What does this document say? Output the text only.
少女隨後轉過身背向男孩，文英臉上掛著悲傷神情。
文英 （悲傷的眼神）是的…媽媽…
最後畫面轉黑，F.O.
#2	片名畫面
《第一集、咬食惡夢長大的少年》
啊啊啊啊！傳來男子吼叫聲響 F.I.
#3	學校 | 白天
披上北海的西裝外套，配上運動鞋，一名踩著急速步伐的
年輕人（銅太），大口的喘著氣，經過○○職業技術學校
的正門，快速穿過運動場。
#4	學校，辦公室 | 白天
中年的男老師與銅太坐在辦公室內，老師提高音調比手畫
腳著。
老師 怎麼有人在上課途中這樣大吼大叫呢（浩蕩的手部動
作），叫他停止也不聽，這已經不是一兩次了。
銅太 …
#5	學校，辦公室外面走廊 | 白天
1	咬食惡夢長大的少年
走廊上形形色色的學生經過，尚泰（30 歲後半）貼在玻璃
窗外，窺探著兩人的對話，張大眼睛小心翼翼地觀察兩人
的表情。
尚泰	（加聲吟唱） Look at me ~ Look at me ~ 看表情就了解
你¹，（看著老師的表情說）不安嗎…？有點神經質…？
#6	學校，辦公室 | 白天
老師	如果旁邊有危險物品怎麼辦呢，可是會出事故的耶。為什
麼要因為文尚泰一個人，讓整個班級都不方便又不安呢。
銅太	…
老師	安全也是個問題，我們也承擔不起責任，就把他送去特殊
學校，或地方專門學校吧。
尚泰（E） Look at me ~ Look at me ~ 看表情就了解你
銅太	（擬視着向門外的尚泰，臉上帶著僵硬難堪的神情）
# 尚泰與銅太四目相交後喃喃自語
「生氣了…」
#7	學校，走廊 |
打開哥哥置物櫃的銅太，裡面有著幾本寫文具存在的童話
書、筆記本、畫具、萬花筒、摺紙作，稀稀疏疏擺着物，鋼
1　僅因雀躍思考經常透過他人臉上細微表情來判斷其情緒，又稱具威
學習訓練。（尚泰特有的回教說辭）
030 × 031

--- --- ---

WHAT IS NEEDED: Gather each line that holds "Look".

REPLY TO THE TASK:
尚泰	（加聲吟唱） Look at me ~ Look at me ~ 看表情就了解
尚泰（E） Look at me ~ Look at me ~ 看表情就了解你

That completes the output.